--- BEGIN Data in this exercise ---

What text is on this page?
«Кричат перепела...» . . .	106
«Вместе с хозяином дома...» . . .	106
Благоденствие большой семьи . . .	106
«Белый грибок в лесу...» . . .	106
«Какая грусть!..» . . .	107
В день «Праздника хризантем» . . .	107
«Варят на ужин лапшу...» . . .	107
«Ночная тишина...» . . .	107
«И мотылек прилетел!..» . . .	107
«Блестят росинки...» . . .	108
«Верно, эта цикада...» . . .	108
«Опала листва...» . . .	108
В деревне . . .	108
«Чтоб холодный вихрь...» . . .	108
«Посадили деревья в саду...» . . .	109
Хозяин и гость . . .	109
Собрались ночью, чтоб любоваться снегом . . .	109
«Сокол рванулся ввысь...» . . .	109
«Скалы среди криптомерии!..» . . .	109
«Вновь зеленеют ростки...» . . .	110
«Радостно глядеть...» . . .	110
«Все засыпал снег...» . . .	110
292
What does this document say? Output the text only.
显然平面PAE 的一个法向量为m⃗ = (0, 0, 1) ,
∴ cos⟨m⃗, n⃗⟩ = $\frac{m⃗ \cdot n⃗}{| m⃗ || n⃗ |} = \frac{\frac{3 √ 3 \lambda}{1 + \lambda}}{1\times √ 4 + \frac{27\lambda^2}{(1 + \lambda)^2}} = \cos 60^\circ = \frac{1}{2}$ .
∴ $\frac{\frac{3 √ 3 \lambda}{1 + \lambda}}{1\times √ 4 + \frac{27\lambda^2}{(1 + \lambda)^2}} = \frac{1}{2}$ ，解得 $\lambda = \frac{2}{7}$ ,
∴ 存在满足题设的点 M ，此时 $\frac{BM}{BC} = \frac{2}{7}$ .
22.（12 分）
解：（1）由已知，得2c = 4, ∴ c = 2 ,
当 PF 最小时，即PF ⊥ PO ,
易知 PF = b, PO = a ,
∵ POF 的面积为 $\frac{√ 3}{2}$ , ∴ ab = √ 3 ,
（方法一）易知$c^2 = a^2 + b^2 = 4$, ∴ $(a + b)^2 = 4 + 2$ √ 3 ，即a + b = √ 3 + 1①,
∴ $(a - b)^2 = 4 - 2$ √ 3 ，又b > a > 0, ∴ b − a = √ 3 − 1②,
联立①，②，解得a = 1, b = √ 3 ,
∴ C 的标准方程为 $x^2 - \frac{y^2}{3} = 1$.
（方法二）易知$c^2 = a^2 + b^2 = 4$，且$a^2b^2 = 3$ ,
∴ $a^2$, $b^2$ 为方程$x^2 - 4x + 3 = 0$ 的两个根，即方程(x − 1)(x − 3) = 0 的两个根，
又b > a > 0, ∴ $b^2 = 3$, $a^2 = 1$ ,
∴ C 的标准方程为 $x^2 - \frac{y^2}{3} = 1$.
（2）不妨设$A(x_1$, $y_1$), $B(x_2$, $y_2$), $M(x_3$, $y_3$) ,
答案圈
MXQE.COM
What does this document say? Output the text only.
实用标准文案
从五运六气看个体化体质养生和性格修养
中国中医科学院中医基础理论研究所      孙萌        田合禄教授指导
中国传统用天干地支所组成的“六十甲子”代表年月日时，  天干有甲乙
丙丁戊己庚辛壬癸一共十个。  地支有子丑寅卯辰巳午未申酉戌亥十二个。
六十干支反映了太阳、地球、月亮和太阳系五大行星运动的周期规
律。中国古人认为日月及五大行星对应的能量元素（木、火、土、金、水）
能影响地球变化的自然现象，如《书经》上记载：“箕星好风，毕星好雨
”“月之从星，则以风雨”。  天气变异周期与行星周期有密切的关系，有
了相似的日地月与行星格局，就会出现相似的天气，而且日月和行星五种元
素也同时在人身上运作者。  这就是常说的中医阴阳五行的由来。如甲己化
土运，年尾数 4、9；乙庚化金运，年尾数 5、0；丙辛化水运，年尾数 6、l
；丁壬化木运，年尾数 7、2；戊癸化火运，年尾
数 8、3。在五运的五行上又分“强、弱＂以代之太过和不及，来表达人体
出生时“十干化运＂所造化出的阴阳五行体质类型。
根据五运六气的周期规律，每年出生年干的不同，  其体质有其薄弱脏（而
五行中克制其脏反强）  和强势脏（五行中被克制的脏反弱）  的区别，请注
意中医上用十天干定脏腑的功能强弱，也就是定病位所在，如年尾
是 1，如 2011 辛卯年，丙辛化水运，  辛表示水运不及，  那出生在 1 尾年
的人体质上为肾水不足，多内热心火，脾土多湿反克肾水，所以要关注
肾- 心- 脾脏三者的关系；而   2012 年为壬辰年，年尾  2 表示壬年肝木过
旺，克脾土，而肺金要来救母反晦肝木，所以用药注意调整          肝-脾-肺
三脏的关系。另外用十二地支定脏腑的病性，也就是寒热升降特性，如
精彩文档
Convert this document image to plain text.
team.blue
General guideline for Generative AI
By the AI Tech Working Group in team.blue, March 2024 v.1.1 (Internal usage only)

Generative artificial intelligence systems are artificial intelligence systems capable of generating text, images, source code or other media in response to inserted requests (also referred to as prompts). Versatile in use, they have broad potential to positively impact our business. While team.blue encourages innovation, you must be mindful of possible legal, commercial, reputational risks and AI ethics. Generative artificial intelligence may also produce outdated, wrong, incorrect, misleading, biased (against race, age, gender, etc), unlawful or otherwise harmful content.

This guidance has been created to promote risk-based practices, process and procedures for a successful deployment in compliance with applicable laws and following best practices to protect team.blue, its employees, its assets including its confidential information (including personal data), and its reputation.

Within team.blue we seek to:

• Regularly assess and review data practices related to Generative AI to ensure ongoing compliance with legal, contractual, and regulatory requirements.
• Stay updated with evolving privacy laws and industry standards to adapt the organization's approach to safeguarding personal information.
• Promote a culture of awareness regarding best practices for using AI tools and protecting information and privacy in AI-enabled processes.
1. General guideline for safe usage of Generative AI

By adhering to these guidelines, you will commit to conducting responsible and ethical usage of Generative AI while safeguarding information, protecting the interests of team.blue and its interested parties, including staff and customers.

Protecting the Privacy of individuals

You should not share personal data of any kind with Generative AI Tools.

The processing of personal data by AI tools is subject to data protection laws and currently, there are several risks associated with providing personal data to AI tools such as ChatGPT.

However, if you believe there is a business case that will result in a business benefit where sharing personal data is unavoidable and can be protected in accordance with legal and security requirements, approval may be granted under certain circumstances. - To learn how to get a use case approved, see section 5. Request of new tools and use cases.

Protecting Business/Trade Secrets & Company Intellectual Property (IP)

--- END Data in this exercise ---

▸ What to work on: Return the listing above word for word.

▸ Answer to the problem:
What text is on this page?
«Кричат перепела...» . . .	106
«Вместе с хозяином дома...» . . .	106
Благоденствие большой семьи . . .	106
«Белый грибок в лесу...» . . .	106
«Какая грусть!..» . . .	107
В день «Праздника хризантем» . . .	107
«Варят на ужин лапшу...» . . .	107
«Ночная тишина...» . . .	107
«И мотылек прилетел!..» . . .	107
«Блестят росинки...» . . .	108
«Верно, эта цикада...» . . .	108
«Опала листва...» . . .	108
В деревне . . .	108
«Чтоб холодный вихрь...» . . .	108
«Посадили деревья в саду...» . . .	109
Хозяин и гость . . .	109
Собрались ночью, чтоб любоваться снегом . . .	109
«Сокол рванулся ввысь...» . . .	109
«Скалы среди криптомерии!..» . . .	109
«Вновь зеленеют ростки...» . . .	110
«Радостно глядеть...» . . .	110
«Все засыпал снег...» . . .	110
292
What does this document say? Output the text only.
显然平面PAE 的一个法向量为m⃗ = (0, 0, 1) ,
∴ cos⟨m⃗, n⃗⟩ = $\frac{m⃗ \cdot n⃗}{| m⃗ || n⃗ |} = \frac{\frac{3 √ 3 \lambda}{1 + \lambda}}{1\times √ 4 + \frac{27\lambda^2}{(1 + \lambda)^2}} = \cos 60^\circ = \frac{1}{2}$ .
∴ $\frac{\frac{3 √ 3 \lambda}{1 + \lambda}}{1\times √ 4 + \frac{27\lambda^2}{(1 + \lambda)^2}} = \frac{1}{2}$ ，解得 $\lambda = \frac{2}{7}$ ,
∴ 存在满足题设的点 M ，此时 $\frac{BM}{BC} = \frac{2}{7}$ .
22.（12 分）
解：（1）由已知，得2c = 4, ∴ c = 2 ,
当 PF 最小时，即PF ⊥ PO ,
易知 PF = b, PO = a ,
∵ POF 的面积为 $\frac{√ 3}{2}$ , ∴ ab = √ 3 ,
（方法一）易知$c^2 = a^2 + b^2 = 4$, ∴ $(a + b)^2 = 4 + 2$ √ 3 ，即a + b = √ 3 + 1①,
∴ $(a - b)^2 = 4 - 2$ √ 3 ，又b > a > 0, ∴ b − a = √ 3 − 1②,
联立①，②，解得a = 1, b = √ 3 ,
∴ C 的标准方程为 $x^2 - \frac{y^2}{3} = 1$.
（方法二）易知$c^2 = a^2 + b^2 = 4$，且$a^2b^2 = 3$ ,
∴ $a^2$, $b^2$ 为方程$x^2 - 4x + 3 = 0$ 的两个根，即方程(x − 1)(x − 3) = 0 的两个根，
又b > a > 0, ∴ $b^2 = 3$, $a^2 = 1$ ,
∴ C 的标准方程为 $x^2 - \frac{y^2}{3} = 1$.
（2）不妨设$A(x_1$, $y_1$), $B(x_2$, $y_2$), $M(x_3$, $y_3$) ,
答案圈
MXQE.COM
What does this document say? Output the text only.
实用标准文案
从五运六气看个体化体质养生和性格修养
中国中医科学院中医基础理论研究所      孙萌        田合禄教授指导
中国传统用天干地支所组成的“六十甲子”代表年月日时，  天干有甲乙
丙丁戊己庚辛壬癸一共十个。  地支有子丑寅卯辰巳午未申酉戌亥十二个。
六十干支反映了太阳、地球、月亮和太阳系五大行星运动的周期规
律。中国古人认为日月及五大行星对应的能量元素（木、火、土、金、水）
能影响地球变化的自然现象，如《书经》上记载：“箕星好风，毕星好雨
”“月之从星，则以风雨”。  天气变异周期与行星周期有密切的关系，有
了相似的日地月与行星格局，就会出现相似的天气，而且日月和行星五种元
素也同时在人身上运作者。  这就是常说的中医阴阳五行的由来。如甲己化
土运，年尾数 4、9；乙庚化金运，年尾数 5、0；丙辛化水运，年尾数 6、l
；丁壬化木运，年尾数 7、2；戊癸化火运，年尾
数 8、3。在五运的五行上又分“强、弱＂以代之太过和不及，来表达人体
出生时“十干化运＂所造化出的阴阳五行体质类型。
根据五运六气的周期规律，每年出生年干的不同，  其体质有其薄弱脏（而
五行中克制其脏反强）  和强势脏（五行中被克制的脏反弱）  的区别，请注
意中医上用十天干定脏腑的功能强弱，也就是定病位所在，如年尾
是 1，如 2011 辛卯年，丙辛化水运，  辛表示水运不及，  那出生在 1 尾年
的人体质上为肾水不足，多内热心火，脾土多湿反克肾水，所以要关注
肾- 心- 脾脏三者的关系；而   2012 年为壬辰年，年尾  2 表示壬年肝木过
旺，克脾土，而肺金要来救母反晦肝木，所以用药注意调整          肝-脾-肺
三脏的关系。另外用十二地支定脏腑的病性，也就是寒热升降特性，如
精彩文档
Convert this document image to plain text.
team.blue
General guideline for Generative AI
By the AI Tech Working Group in team.blue, March 2024 v.1.1 (Internal usage only)

Generative artificial intelligence systems are artificial intelligence systems capable of generating text, images, source code or other media in response to inserted requests (also referred to as prompts). Versatile in use, they have broad potential to positively impact our business. While team.blue encourages innovation, you must be mindful of possible legal, commercial, reputational risks and AI ethics. Generative artificial intelligence may also produce outdated, wrong, incorrect, misleading, biased (against race, age, gender, etc), unlawful or otherwise harmful content.

This guidance has been created to promote risk-based practices, process and procedures for a successful deployment in compliance with applicable laws and following best practices to protect team.blue, its employees, its assets including its confidential information (including personal data), and its reputation.

Within team.blue we seek to:

• Regularly assess and review data practices related to Generative AI to ensure ongoing compliance with legal, contractual, and regulatory requirements.
• Stay updated with evolving privacy laws and industry standards to adapt the organization's approach to safeguarding personal information.
• Promote a culture of awareness regarding best practices for using AI tools and protecting information and privacy in AI-enabled processes.
1. General guideline for safe usage of Generative AI

By adhering to these guidelines, you will commit to conducting responsible and ethical usage of Generative AI while safeguarding information, protecting the interests of team.blue and its interested parties, including staff and customers.

Protecting the Privacy of individuals

You should not share personal data of any kind with Generative AI Tools.

The processing of personal data by AI tools is subject to data protection laws and currently, there are several risks associated with providing personal data to AI tools such as ChatGPT.

However, if you believe there is a business case that will result in a business benefit where sharing personal data is unavoidable and can be protected in accordance with legal and security requirements, approval may be granted under certain circumstances. - To learn how to get a use case approved, see section 5. Request of new tools and use cases.

Protecting Business/Trade Secrets & Company Intellectual Property (IP)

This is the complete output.